Data entries
####

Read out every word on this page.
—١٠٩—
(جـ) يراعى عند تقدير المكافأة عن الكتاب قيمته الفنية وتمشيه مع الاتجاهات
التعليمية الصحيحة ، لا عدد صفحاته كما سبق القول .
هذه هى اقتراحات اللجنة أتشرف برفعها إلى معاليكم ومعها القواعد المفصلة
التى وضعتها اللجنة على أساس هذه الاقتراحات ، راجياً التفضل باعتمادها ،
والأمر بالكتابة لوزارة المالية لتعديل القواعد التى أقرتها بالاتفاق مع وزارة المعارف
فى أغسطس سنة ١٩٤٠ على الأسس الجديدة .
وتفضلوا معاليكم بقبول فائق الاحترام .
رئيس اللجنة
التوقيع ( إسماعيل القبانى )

####

▶ [Directions for this task] Copy out each line exactly as written.

▶ [Full solution]
Read out every word on this page.
—١٠٩—
(جـ) يراعى عند تقدير المكافأة عن الكتاب قيمته الفنية وتمشيه مع الاتجاهات
التعليمية الصحيحة ، لا عدد صفحاته كما سبق القول .
هذه هى اقتراحات اللجنة أتشرف برفعها إلى معاليكم ومعها القواعد المفصلة
التى وضعتها اللجنة على أساس هذه الاقتراحات ، راجياً التفضل باعتمادها ،
والأمر بالكتابة لوزارة المالية لتعديل القواعد التى أقرتها بالاتفاق مع وزارة المعارف
فى أغسطس سنة ١٩٤٠ على الأسس الجديدة .
وتفضلوا معاليكم بقبول فائق الاحترام .
رئيس اللجنة
التوقيع ( إسماعيل القبانى )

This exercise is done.